The task:
Each record needs to be echoed exactly; can you do that?

----- Given information -----

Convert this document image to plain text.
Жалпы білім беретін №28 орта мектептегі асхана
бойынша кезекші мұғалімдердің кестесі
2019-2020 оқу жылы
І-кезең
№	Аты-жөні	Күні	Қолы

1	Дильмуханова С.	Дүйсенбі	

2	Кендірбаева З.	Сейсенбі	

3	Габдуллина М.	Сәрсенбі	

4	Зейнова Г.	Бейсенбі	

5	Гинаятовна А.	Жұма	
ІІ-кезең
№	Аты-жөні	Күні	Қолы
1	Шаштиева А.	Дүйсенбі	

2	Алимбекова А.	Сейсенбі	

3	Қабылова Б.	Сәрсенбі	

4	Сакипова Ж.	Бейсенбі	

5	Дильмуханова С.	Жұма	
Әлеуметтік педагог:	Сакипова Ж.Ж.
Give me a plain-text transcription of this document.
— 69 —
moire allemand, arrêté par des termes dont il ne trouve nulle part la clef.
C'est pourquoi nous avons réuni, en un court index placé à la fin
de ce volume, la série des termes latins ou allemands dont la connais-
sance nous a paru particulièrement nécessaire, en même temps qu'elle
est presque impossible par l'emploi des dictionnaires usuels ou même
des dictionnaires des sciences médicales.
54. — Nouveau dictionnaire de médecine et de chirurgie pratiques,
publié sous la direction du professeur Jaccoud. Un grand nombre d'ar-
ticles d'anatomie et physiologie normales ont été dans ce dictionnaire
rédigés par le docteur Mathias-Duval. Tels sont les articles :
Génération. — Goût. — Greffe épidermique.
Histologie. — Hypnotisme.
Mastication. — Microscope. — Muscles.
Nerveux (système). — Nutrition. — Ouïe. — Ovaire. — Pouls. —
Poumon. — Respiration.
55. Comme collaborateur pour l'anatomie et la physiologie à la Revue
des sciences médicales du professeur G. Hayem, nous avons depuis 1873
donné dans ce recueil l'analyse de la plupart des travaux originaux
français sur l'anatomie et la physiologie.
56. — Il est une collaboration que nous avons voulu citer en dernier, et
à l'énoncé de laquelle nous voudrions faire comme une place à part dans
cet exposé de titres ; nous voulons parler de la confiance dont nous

-----

Solution to the exercise:
Convert this document image to plain text.
Жалпы білім беретін №28 орта мектептегі асхана
бойынша кезекші мұғалімдердің кестесі
2019-2020 оқу жылы
І-кезең
№	Аты-жөні	Күні	Қолы

1	Дильмуханова С.	Дүйсенбі	

2	Кендірбаева З.	Сейсенбі	

3	Габдуллина М.	Сәрсенбі	

4	Зейнова Г.	Бейсенбі	

5	Гинаятовна А.	Жұма	
ІІ-кезең
№	Аты-жөні	Күні	Қолы
1	Шаштиева А.	Дүйсенбі	

2	Алимбекова А.	Сейсенбі	

3	Қабылова Б.	Сәрсенбі	

4	Сакипова Ж.	Бейсенбі	

5	Дильмуханова С.	Жұма	
Әлеуметтік педагог:	Сакипова Ж.Ж.
Give me a plain-text transcription of this document.
— 69 —
moire allemand, arrêté par des termes dont il ne trouve nulle part la clef.
C'est pourquoi nous avons réuni, en un court index placé à la fin
de ce volume, la série des termes latins ou allemands dont la connais-
sance nous a paru particulièrement nécessaire, en même temps qu'elle
est presque impossible par l'emploi des dictionnaires usuels ou même
des dictionnaires des sciences médicales.
54. — Nouveau dictionnaire de médecine et de chirurgie pratiques,
publié sous la direction du professeur Jaccoud. Un grand nombre d'ar-
ticles d'anatomie et physiologie normales ont été dans ce dictionnaire
rédigés par le docteur Mathias-Duval. Tels sont les articles :
Génération. — Goût. — Greffe épidermique.
Histologie. — Hypnotisme.
Mastication. — Microscope. — Muscles.
Nerveux (système). — Nutrition. — Ouïe. — Ovaire. — Pouls. —
Poumon. — Respiration.
55. Comme collaborateur pour l'anatomie et la physiologie à la Revue
des sciences médicales du professeur G. Hayem, nous avons depuis 1873
donné dans ce recueil l'analyse de la plupart des travaux originaux
français sur l'anatomie et la physiologie.
56. — Il est une collaboration que nous avons voulu citer en dernier, et
à l'énoncé de laquelle nous voudrions faire comme une place à part dans
cet exposé de titres ; nous voulons parler de la confiance dont nous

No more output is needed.